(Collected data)
** start **
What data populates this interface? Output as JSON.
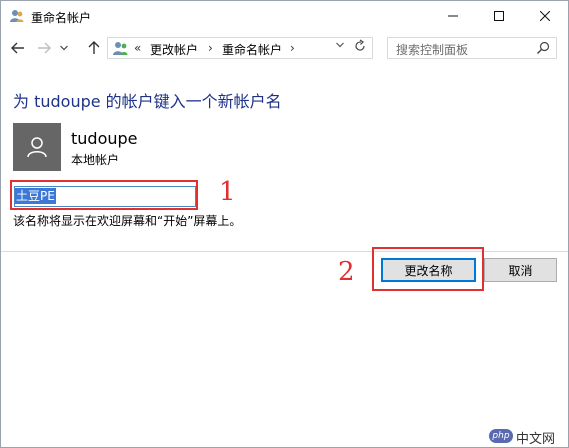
{
  "window": {
    "title": "重命名帐户",
    "icon": "user-accounts-icon",
    "controls": {
      "minimize": "minimize-icon",
      "maximize": "maximize-icon",
      "close": "close-icon"
    }
  },
  "nav": {
    "back_icon": "back-arrow-icon",
    "forward_icon": "forward-arrow-icon",
    "recent_icon": "chevron-down-icon",
    "up_icon": "up-arrow-icon",
    "breadcrumb_overflow": "«",
    "breadcrumb": [
      "更改帐户",
      "重命名帐户"
    ],
    "breadcrumb_separator": "›",
    "refresh_icon": "refresh-icon",
    "search_placeholder": "搜索控制面板"
  },
  "main": {
    "heading": "为 tudoupe 的帐户键入一个新帐户名",
    "user_name": "tudoupe",
    "user_type": "本地帐户",
    "new_name_value": "土豆PE",
    "hint": "该名称将显示在欢迎屏幕和“开始”屏幕上。"
  },
  "buttons": {
    "primary": "更改名称",
    "cancel": "取消"
  },
  "annotations": {
    "step1": "1",
    "step2": "2",
    "color": "#e03030"
  },
  "watermark": {
    "logo": "php",
    "text": "中文网"
  },
  "colors": {
    "heading": "#1e3287",
    "selection": "#3c78d7",
    "primary_button_border": "#0078d7",
    "avatar_bg": "#666666"
  }
}
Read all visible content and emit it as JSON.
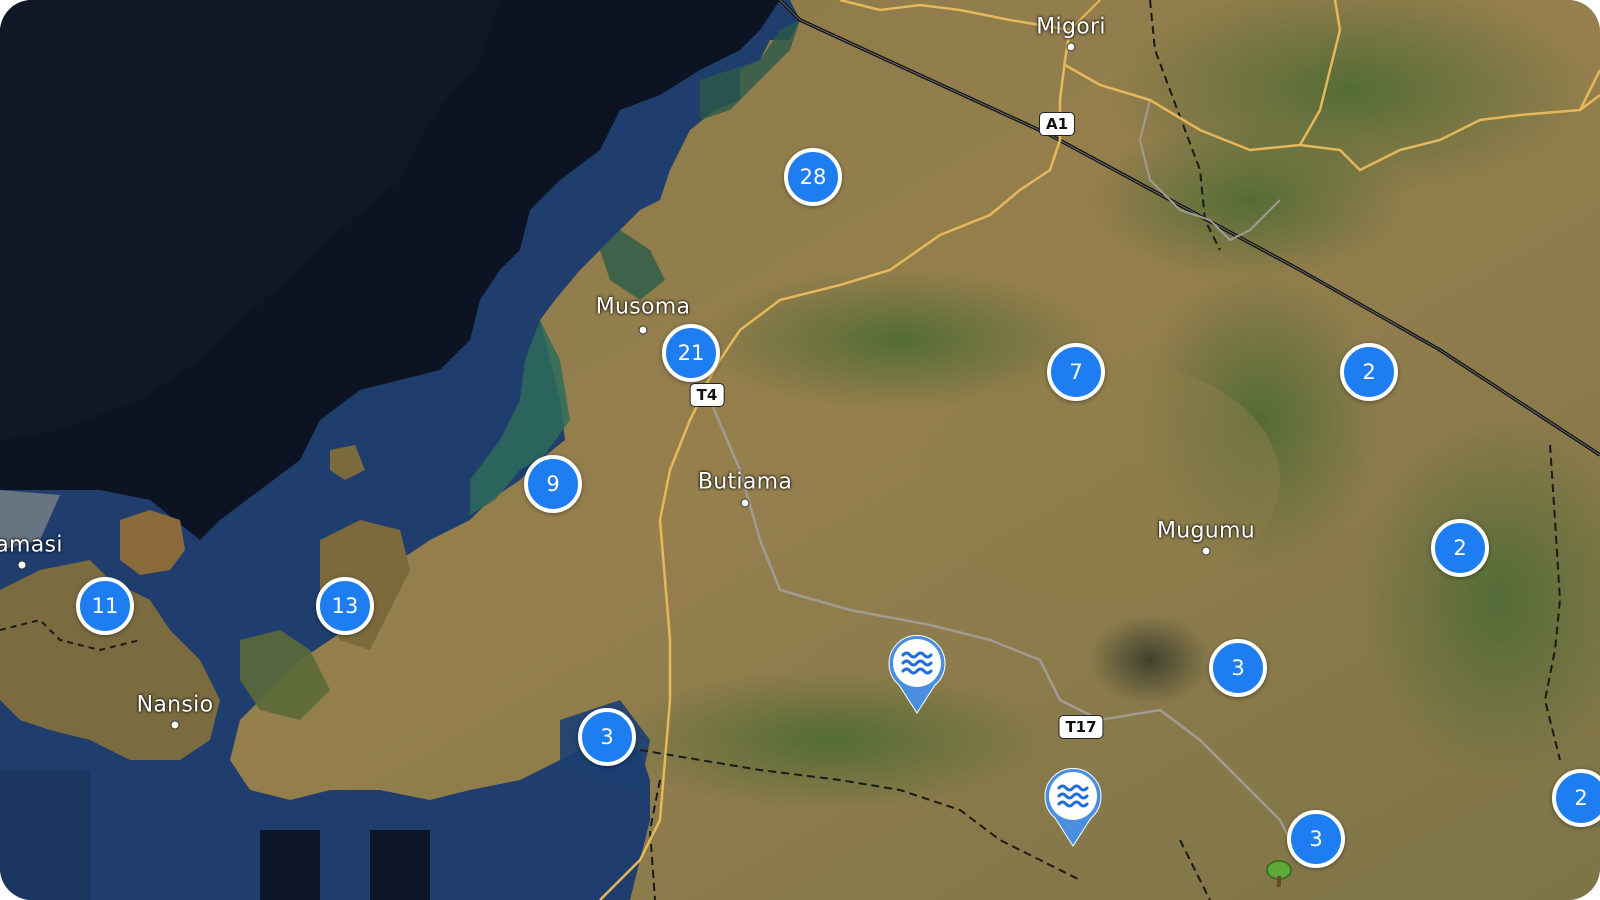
{
  "map": {
    "type": "satellite",
    "place_labels": [
      {
        "id": "migori",
        "text": "Migori"
      },
      {
        "id": "musoma",
        "text": "Musoma"
      },
      {
        "id": "butiama",
        "text": "Butiama"
      },
      {
        "id": "mugumu",
        "text": "Mugumu"
      },
      {
        "id": "nansio",
        "text": "Nansio"
      },
      {
        "id": "kamasi",
        "text": "amasi"
      }
    ],
    "road_shields": [
      {
        "id": "a1",
        "text": "A1"
      },
      {
        "id": "t4",
        "text": "T4"
      },
      {
        "id": "t17",
        "text": "T17"
      }
    ],
    "clusters": [
      {
        "id": "c28",
        "count": "28"
      },
      {
        "id": "c21",
        "count": "21"
      },
      {
        "id": "c7",
        "count": "7"
      },
      {
        "id": "c2a",
        "count": "2"
      },
      {
        "id": "c9",
        "count": "9"
      },
      {
        "id": "c2b",
        "count": "2"
      },
      {
        "id": "c11",
        "count": "11"
      },
      {
        "id": "c13",
        "count": "13"
      },
      {
        "id": "c3a",
        "count": "3"
      },
      {
        "id": "c3b",
        "count": "3"
      },
      {
        "id": "c3c",
        "count": "3"
      },
      {
        "id": "c2c",
        "count": "2"
      }
    ],
    "markers": [
      {
        "id": "water1",
        "icon": "water-waves-icon"
      },
      {
        "id": "water2",
        "icon": "water-waves-icon"
      },
      {
        "id": "tree1",
        "icon": "tree-icon"
      }
    ],
    "colors": {
      "cluster": "#1e7df0",
      "cluster_border": "#ffffff",
      "water_marker": "#4a8ee0",
      "road": "#e6b85a",
      "border_line": "#111111"
    }
  }
}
** end **
▸ Required task: Working from the lines above, reproduce the material exactly and exclude its pictures.

▸ Worked solution:
What data populates this interface? Output as JSON.
{
  "window": {
    "title": "重命名帐户",
    "icon": "user-accounts-icon",
    "controls": {
      "minimize": "minimize-icon",
      "maximize": "maximize-icon",
      "close": "close-icon"
    }
  },
  "nav": {
    "back_icon": "back-arrow-icon",
    "forward_icon": "forward-arrow-icon",
    "recent_icon": "chevron-down-icon",
    "up_icon": "up-arrow-icon",
    "breadcrumb_overflow": "«",
    "breadcrumb": [
      "更改帐户",
      "重命名帐户"
    ],
    "breadcrumb_separator": "›",
    "refresh_icon": "refresh-icon",
    "search_placeholder": "搜索控制面板"
  },
  "main": {
    "heading": "为 tudoupe 的帐户键入一个新帐户名",
    "user_name": "tudoupe",
    "user_type": "本地帐户",
    "new_name_value": "土豆PE",
    "hint": "该名称将显示在欢迎屏幕和“开始”屏幕上。"
  },
  "buttons": {
    "primary": "更改名称",
    "cancel": "取消"
  },
  "annotations": {
    "step1": "1",
    "step2": "2",
    "color": "#e03030"
  },
  "watermark": {
    "logo": "php",
    "text": "中文网"
  },
  "colors": {
    "heading": "#1e3287",
    "selection": "#3c78d7",
    "primary_button_border": "#0078d7",
    "avatar_bg": "#666666"
  }
}
Read all visible content and emit it as JSON.
{
  "map": {
    "type": "satellite",
    "place_labels": [
      {
        "id": "migori",
        "text": "Migori"
      },
      {
        "id": "musoma",
        "text": "Musoma"
      },
      {
        "id": "butiama",
        "text": "Butiama"
      },
      {
        "id": "mugumu",
        "text": "Mugumu"
      },
      {
        "id": "nansio",
        "text": "Nansio"
      },
      {
        "id": "kamasi",
        "text": "amasi"
      }
    ],
    "road_shields": [
      {
        "id": "a1",
        "text": "A1"
      },
      {
        "id": "t4",
        "text": "T4"
      },
      {
        "id": "t17",
        "text": "T17"
      }
    ],
    "clusters": [
      {
        "id": "c28",
        "count": "28"
      },
      {
        "id": "c21",
        "count": "21"
      },
      {
        "id": "c7",
        "count": "7"
      },
      {
        "id": "c2a",
        "count": "2"
      },
      {
        "id": "c9",
        "count": "9"
      },
      {
        "id": "c2b",
        "count": "2"
      },
      {
        "id": "c11",
        "count": "11"
      },
      {
        "id": "c13",
        "count": "13"
      },
      {
        "id": "c3a",
        "count": "3"
      },
      {
        "id": "c3b",
        "count": "3"
      },
      {
        "id": "c3c",
        "count": "3"
      },
      {
        "id": "c2c",
        "count": "2"
      }
    ],
    "markers": [
      {
        "id": "water1",
        "icon": "water-waves-icon"
      },
      {
        "id": "water2",
        "icon": "water-waves-icon"
      },
      {
        "id": "tree1",
        "icon": "tree-icon"
      }
    ],
    "colors": {
      "cluster": "#1e7df0",
      "cluster_border": "#ffffff",
      "water_marker": "#4a8ee0",
      "road": "#e6b85a",
      "border_line": "#111111"
    }
  }
}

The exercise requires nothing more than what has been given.